-- START OF Information shown --

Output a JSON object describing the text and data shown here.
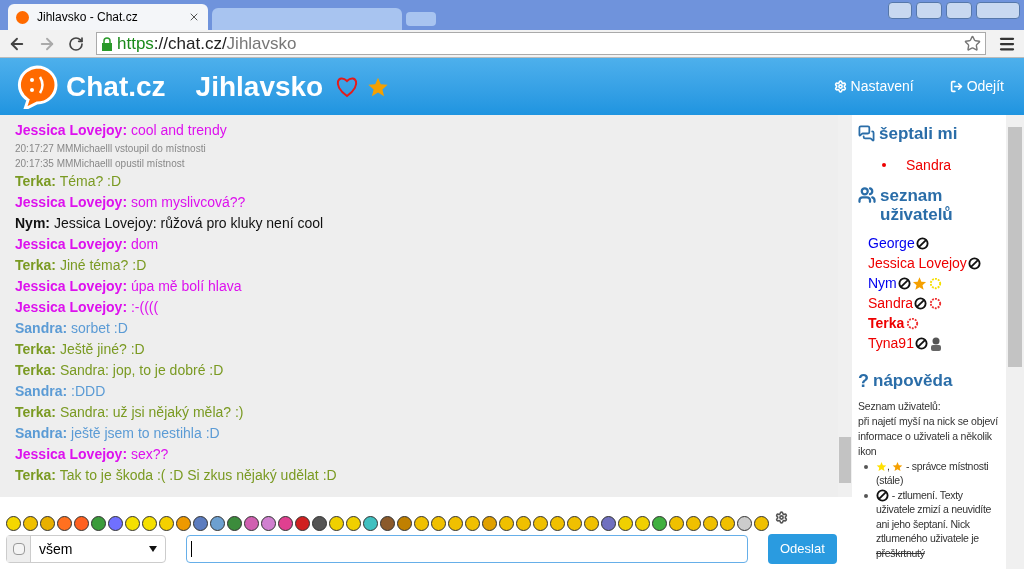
{
  "browser": {
    "tab_title": "Jihlavsko - Chat.cz",
    "url_scheme": "https",
    "url_rest": "://chat.cz/",
    "url_path": "Jihlavsko"
  },
  "header": {
    "logo": "Chat.cz",
    "room": "Jihlavsko",
    "favorite": false,
    "starred": true,
    "links": [
      {
        "kind": "settings",
        "label": "Nastavení"
      },
      {
        "kind": "exit",
        "label": "Odejít"
      }
    ]
  },
  "messages": [
    {
      "kind": "message",
      "user": "Jessica Lovejoy:",
      "text": "cool and trendy",
      "color": "#dd11ee"
    },
    {
      "kind": "system",
      "text": "20:17:27 MMMichaelll vstoupil do místnosti"
    },
    {
      "kind": "system",
      "text": "20:17:35 MMMichaelll opustil místnost"
    },
    {
      "kind": "message",
      "user": "Terka:",
      "text": "Téma? :D",
      "color": "#7a9a22"
    },
    {
      "kind": "message",
      "user": "Jessica Lovejoy:",
      "text": "som myslivcová??",
      "color": "#dd11ee"
    },
    {
      "kind": "message",
      "user": "Nym:",
      "text": "Jessica Lovejoy: růžová pro kluky není cool",
      "color": "#111111"
    },
    {
      "kind": "message",
      "user": "Jessica Lovejoy:",
      "text": "dom",
      "color": "#dd11ee"
    },
    {
      "kind": "message",
      "user": "Terka:",
      "text": "Jiné téma? :D",
      "color": "#7a9a22"
    },
    {
      "kind": "message",
      "user": "Jessica Lovejoy:",
      "text": "úpa mě bolí hlava",
      "color": "#dd11ee"
    },
    {
      "kind": "message",
      "user": "Jessica Lovejoy:",
      "text": ":-((((",
      "color": "#dd11ee"
    },
    {
      "kind": "message",
      "user": "Sandra:",
      "text": "sorbet :D",
      "color": "#5b9bd5"
    },
    {
      "kind": "message",
      "user": "Terka:",
      "text": "Ještě jiné? :D",
      "color": "#7a9a22"
    },
    {
      "kind": "message",
      "user": "Terka:",
      "text": "Sandra: jop, to je dobré :D",
      "color": "#7a9a22"
    },
    {
      "kind": "message",
      "user": "Sandra:",
      "text": ":DDD",
      "color": "#5b9bd5"
    },
    {
      "kind": "message",
      "user": "Terka:",
      "text": "Sandra: už jsi nějaký měla? :)",
      "color": "#7a9a22"
    },
    {
      "kind": "message",
      "user": "Sandra:",
      "text": "ještě jsem to nestihla :D",
      "color": "#5b9bd5"
    },
    {
      "kind": "message",
      "user": "Jessica Lovejoy:",
      "text": "sex??",
      "color": "#dd11ee"
    },
    {
      "kind": "message",
      "user": "Terka:",
      "text": "Tak to je škoda :( :D Si zkus nějaký udělat :D",
      "color": "#7a9a22"
    }
  ],
  "composer": {
    "private": false,
    "recipient": "všem",
    "send": "Odeslat"
  },
  "sidebar": {
    "whispers_title": "šeptali mi",
    "whispers": [
      "Sandra"
    ],
    "users_title": "seznam uživatelů",
    "users": [
      {
        "name": "George",
        "color": "#0000ee",
        "bold": false,
        "icons": [
          {
            "kind": "muted"
          }
        ]
      },
      {
        "name": "Jessica Lovejoy",
        "color": "#ee0000",
        "bold": false,
        "icons": [
          {
            "kind": "muted"
          }
        ]
      },
      {
        "name": "Nym",
        "color": "#0000ee",
        "bold": false,
        "icons": [
          {
            "kind": "muted"
          },
          {
            "kind": "star"
          },
          {
            "kind": "sun"
          }
        ]
      },
      {
        "name": "Sandra",
        "color": "#ee0000",
        "bold": false,
        "icons": [
          {
            "kind": "muted"
          },
          {
            "kind": "ring"
          }
        ]
      },
      {
        "name": "Terka",
        "color": "#ee0000",
        "bold": true,
        "icons": [
          {
            "kind": "ring"
          }
        ]
      },
      {
        "name": "Tyna91",
        "color": "#ee0000",
        "bold": false,
        "icons": [
          {
            "kind": "muted"
          },
          {
            "kind": "spy"
          }
        ]
      }
    ],
    "help_icon": "?",
    "help_title": "nápověda",
    "help_intro": "Seznam uživatelů:\npři najetí myší na nick se objeví informace o uživateli a několik ikon",
    "help_items": [
      {
        "kind": "stars",
        "separator": ",",
        "text": "- správce místnosti (stále)"
      },
      {
        "kind": "muted",
        "text": "- ztlumení. Texty uživatele zmizí a neuvidíte ani jeho šeptaní. Nick ztlumeného uživatele je",
        "struck": "přeškrtnutý"
      }
    ]
  }
}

-- END OF Information shown --

- [Written task]
The answer should be a single number: the count of lines in the data that include the string "uživatelů".

- [Written solution]
2